Exercise brief =>
What follows is a set of records; restate each one word for word and drop the pictures.
** Start Entries supplied **
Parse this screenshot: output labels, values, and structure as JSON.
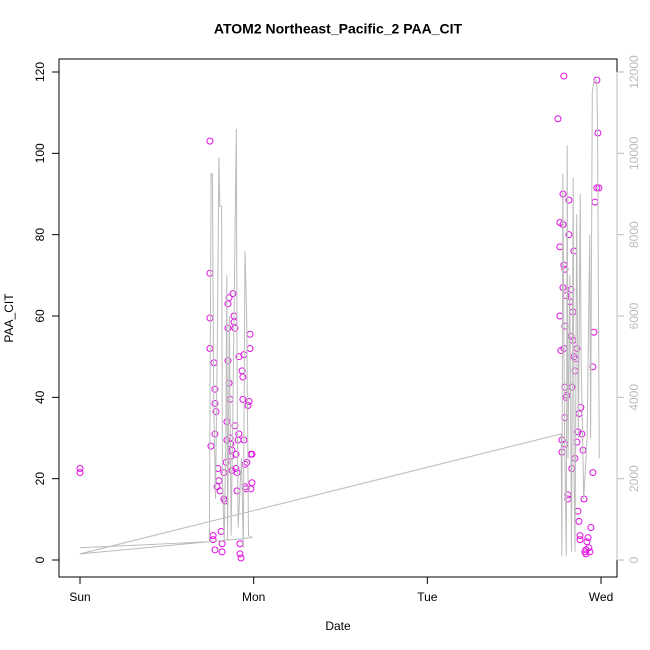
{
  "chart_data": {
    "type": "scatter",
    "title": "ATOM2 Northeast_Pacific_2 PAA_CIT",
    "xlabel": "Date",
    "ylabel": "PAA_CIT",
    "xlim": [
      -0.121,
      3.092
    ],
    "xticks": [
      {
        "value": 0,
        "label": "Sun"
      },
      {
        "value": 1,
        "label": "Mon"
      },
      {
        "value": 2,
        "label": "Tue"
      },
      {
        "value": 3,
        "label": "Wed"
      }
    ],
    "ylim": [
      -4.18,
      123.2
    ],
    "yticks": [
      0,
      20,
      40,
      60,
      80,
      100,
      120
    ],
    "y2lim": [
      -418,
      12320
    ],
    "y2ticks": [
      0,
      2000,
      4000,
      6000,
      8000,
      10000,
      12000
    ],
    "series": [
      {
        "name": "PAA_CIT",
        "type": "points",
        "color": "#e010e0",
        "x": [
          0,
          0,
          0.748,
          0.748,
          0.748,
          0.748,
          0.754,
          0.766,
          0.766,
          0.771,
          0.777,
          0.777,
          0.783,
          0.777,
          0.777,
          0.789,
          0.794,
          0.8,
          0.806,
          0.812,
          0.818,
          0.818,
          0.829,
          0.829,
          0.835,
          0.841,
          0.846,
          0.846,
          0.852,
          0.852,
          0.858,
          0.852,
          0.858,
          0.864,
          0.864,
          0.869,
          0.875,
          0.869,
          0.875,
          0.881,
          0.887,
          0.887,
          0.892,
          0.892,
          0.898,
          0.898,
          0.904,
          0.904,
          0.91,
          0.915,
          0.915,
          0.921,
          0.921,
          0.927,
          0.933,
          0.938,
          0.938,
          0.944,
          0.944,
          0.95,
          0.95,
          0.956,
          0.961,
          0.967,
          0.973,
          0.979,
          0.979,
          0.984,
          0.99,
          0.99,
          0.984,
          2.752,
          2.763,
          2.763,
          2.763,
          2.769,
          2.775,
          2.775,
          2.781,
          2.781,
          2.781,
          2.786,
          2.786,
          2.792,
          2.792,
          2.792,
          2.792,
          2.792,
          2.786,
          2.798,
          2.798,
          2.804,
          2.809,
          2.809,
          2.815,
          2.815,
          2.821,
          2.827,
          2.827,
          2.832,
          2.832,
          2.838,
          2.838,
          2.844,
          2.844,
          2.85,
          2.85,
          2.856,
          2.861,
          2.861,
          2.867,
          2.867,
          2.873,
          2.873,
          2.879,
          2.879,
          2.884,
          2.89,
          2.896,
          2.902,
          2.907,
          2.913,
          2.913,
          2.919,
          2.925,
          2.93,
          2.936,
          2.942,
          2.953,
          2.953,
          2.959,
          2.965,
          2.976,
          2.982,
          2.976,
          2.988
        ],
        "values": [
          22.5,
          21.5,
          103,
          70.5,
          59.5,
          52,
          28,
          6,
          5,
          48.5,
          42,
          38.5,
          36.5,
          31,
          2.5,
          18,
          22.5,
          19.5,
          17,
          7,
          4,
          2,
          21.5,
          15,
          14.5,
          24,
          34,
          29.5,
          57,
          63,
          64.5,
          49,
          43.5,
          39.5,
          30,
          28.5,
          27,
          25.5,
          22,
          65.5,
          58.5,
          60,
          57,
          33,
          26,
          22.5,
          21.5,
          17,
          29.5,
          31,
          50,
          4,
          1.5,
          0.5,
          46.5,
          45,
          39.5,
          50.5,
          29.5,
          23.5,
          18,
          17.5,
          24,
          38,
          39,
          52,
          55.5,
          26,
          26,
          19,
          17.5,
          108.5,
          77,
          83,
          60,
          51.5,
          29.5,
          26.5,
          90,
          82.5,
          67,
          72.5,
          52,
          71.5,
          57.5,
          42.5,
          35,
          28.5,
          119,
          65,
          40,
          40.5,
          16,
          15,
          88.5,
          80,
          63.5,
          66.5,
          55,
          42.5,
          22.5,
          61,
          54,
          76,
          50,
          46.5,
          25,
          49.5,
          52,
          29,
          31.5,
          12,
          36,
          9.5,
          5,
          6,
          37.5,
          31,
          27,
          15,
          2,
          1.5,
          2.5,
          4.5,
          5.5,
          3,
          2,
          8,
          21.5,
          47.5,
          56,
          88,
          91.5,
          105,
          118,
          91.5
        ]
      },
      {
        "name": "y2",
        "type": "line",
        "axis": "y2",
        "color": "#bbbbbb",
        "x": [
          0,
          0.745,
          0.748,
          0.755,
          0.762,
          0.77,
          0.78,
          0.79,
          0.8,
          0.805,
          0.815,
          0.82,
          0.83,
          0.84,
          0.845,
          0.85,
          0.86,
          0.87,
          0.88,
          0.9,
          0.905,
          0.91,
          0.93,
          0.94,
          0.95,
          0.96,
          0.97,
          0.99,
          0,
          2.77,
          2.775,
          2.78,
          2.79,
          2.8,
          2.805,
          2.81,
          2.82,
          2.83,
          2.84,
          2.845,
          2.85,
          2.86,
          2.87,
          2.88,
          2.885,
          2.9,
          2.92,
          2.935,
          2.94,
          2.95,
          2.96,
          2.975,
          2.98,
          2.99
        ],
        "values": [
          300,
          450,
          3200,
          9500,
          9500,
          4000,
          1500,
          5000,
          9900,
          8700,
          8700,
          2000,
          500,
          3000,
          7000,
          500,
          6000,
          600,
          3500,
          10600,
          4000,
          800,
          2500,
          300,
          7600,
          6000,
          600,
          550,
          150,
          3100,
          100,
          9500,
          3000,
          100,
          10200,
          2500,
          7000,
          200,
          9400,
          2000,
          200,
          8500,
          3000,
          9000,
          5000,
          1500,
          3000,
          8000,
          3000,
          11500,
          11800,
          11800,
          10800,
          2500
        ]
      }
    ]
  }
}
** End Entries supplied **
Answer to the exercise =>
Parse this screenshot: output labels, values, and structure as JSON.
{
  "chart_data": {
    "type": "scatter",
    "title": "ATOM2 Northeast_Pacific_2 PAA_CIT",
    "xlabel": "Date",
    "ylabel": "PAA_CIT",
    "xlim": [
      -0.121,
      3.092
    ],
    "xticks": [
      {
        "value": 0,
        "label": "Sun"
      },
      {
        "value": 1,
        "label": "Mon"
      },
      {
        "value": 2,
        "label": "Tue"
      },
      {
        "value": 3,
        "label": "Wed"
      }
    ],
    "ylim": [
      -4.18,
      123.2
    ],
    "yticks": [
      0,
      20,
      40,
      60,
      80,
      100,
      120
    ],
    "y2lim": [
      -418,
      12320
    ],
    "y2ticks": [
      0,
      2000,
      4000,
      6000,
      8000,
      10000,
      12000
    ],
    "series": [
      {
        "name": "PAA_CIT",
        "type": "points",
        "color": "#e010e0",
        "x": [
          0,
          0,
          0.748,
          0.748,
          0.748,
          0.748,
          0.754,
          0.766,
          0.766,
          0.771,
          0.777,
          0.777,
          0.783,
          0.777,
          0.777,
          0.789,
          0.794,
          0.8,
          0.806,
          0.812,
          0.818,
          0.818,
          0.829,
          0.829,
          0.835,
          0.841,
          0.846,
          0.846,
          0.852,
          0.852,
          0.858,
          0.852,
          0.858,
          0.864,
          0.864,
          0.869,
          0.875,
          0.869,
          0.875,
          0.881,
          0.887,
          0.887,
          0.892,
          0.892,
          0.898,
          0.898,
          0.904,
          0.904,
          0.91,
          0.915,
          0.915,
          0.921,
          0.921,
          0.927,
          0.933,
          0.938,
          0.938,
          0.944,
          0.944,
          0.95,
          0.95,
          0.956,
          0.961,
          0.967,
          0.973,
          0.979,
          0.979,
          0.984,
          0.99,
          0.99,
          0.984,
          2.752,
          2.763,
          2.763,
          2.763,
          2.769,
          2.775,
          2.775,
          2.781,
          2.781,
          2.781,
          2.786,
          2.786,
          2.792,
          2.792,
          2.792,
          2.792,
          2.792,
          2.786,
          2.798,
          2.798,
          2.804,
          2.809,
          2.809,
          2.815,
          2.815,
          2.821,
          2.827,
          2.827,
          2.832,
          2.832,
          2.838,
          2.838,
          2.844,
          2.844,
          2.85,
          2.85,
          2.856,
          2.861,
          2.861,
          2.867,
          2.867,
          2.873,
          2.873,
          2.879,
          2.879,
          2.884,
          2.89,
          2.896,
          2.902,
          2.907,
          2.913,
          2.913,
          2.919,
          2.925,
          2.93,
          2.936,
          2.942,
          2.953,
          2.953,
          2.959,
          2.965,
          2.976,
          2.982,
          2.976,
          2.988
        ],
        "values": [
          22.5,
          21.5,
          103,
          70.5,
          59.5,
          52,
          28,
          6,
          5,
          48.5,
          42,
          38.5,
          36.5,
          31,
          2.5,
          18,
          22.5,
          19.5,
          17,
          7,
          4,
          2,
          21.5,
          15,
          14.5,
          24,
          34,
          29.5,
          57,
          63,
          64.5,
          49,
          43.5,
          39.5,
          30,
          28.5,
          27,
          25.5,
          22,
          65.5,
          58.5,
          60,
          57,
          33,
          26,
          22.5,
          21.5,
          17,
          29.5,
          31,
          50,
          4,
          1.5,
          0.5,
          46.5,
          45,
          39.5,
          50.5,
          29.5,
          23.5,
          18,
          17.5,
          24,
          38,
          39,
          52,
          55.5,
          26,
          26,
          19,
          17.5,
          108.5,
          77,
          83,
          60,
          51.5,
          29.5,
          26.5,
          90,
          82.5,
          67,
          72.5,
          52,
          71.5,
          57.5,
          42.5,
          35,
          28.5,
          119,
          65,
          40,
          40.5,
          16,
          15,
          88.5,
          80,
          63.5,
          66.5,
          55,
          42.5,
          22.5,
          61,
          54,
          76,
          50,
          46.5,
          25,
          49.5,
          52,
          29,
          31.5,
          12,
          36,
          9.5,
          5,
          6,
          37.5,
          31,
          27,
          15,
          2,
          1.5,
          2.5,
          4.5,
          5.5,
          3,
          2,
          8,
          21.5,
          47.5,
          56,
          88,
          91.5,
          105,
          118,
          91.5
        ]
      },
      {
        "name": "y2",
        "type": "line",
        "axis": "y2",
        "color": "#bbbbbb",
        "x": [
          0,
          0.745,
          0.748,
          0.755,
          0.762,
          0.77,
          0.78,
          0.79,
          0.8,
          0.805,
          0.815,
          0.82,
          0.83,
          0.84,
          0.845,
          0.85,
          0.86,
          0.87,
          0.88,
          0.9,
          0.905,
          0.91,
          0.93,
          0.94,
          0.95,
          0.96,
          0.97,
          0.99,
          0,
          2.77,
          2.775,
          2.78,
          2.79,
          2.8,
          2.805,
          2.81,
          2.82,
          2.83,
          2.84,
          2.845,
          2.85,
          2.86,
          2.87,
          2.88,
          2.885,
          2.9,
          2.92,
          2.935,
          2.94,
          2.95,
          2.96,
          2.975,
          2.98,
          2.99
        ],
        "values": [
          300,
          450,
          3200,
          9500,
          9500,
          4000,
          1500,
          5000,
          9900,
          8700,
          8700,
          2000,
          500,
          3000,
          7000,
          500,
          6000,
          600,
          3500,
          10600,
          4000,
          800,
          2500,
          300,
          7600,
          6000,
          600,
          550,
          150,
          3100,
          100,
          9500,
          3000,
          100,
          10200,
          2500,
          7000,
          200,
          9400,
          2000,
          200,
          8500,
          3000,
          9000,
          5000,
          1500,
          3000,
          8000,
          3000,
          11500,
          11800,
          11800,
          10800,
          2500
        ]
      }
    ]
  }
}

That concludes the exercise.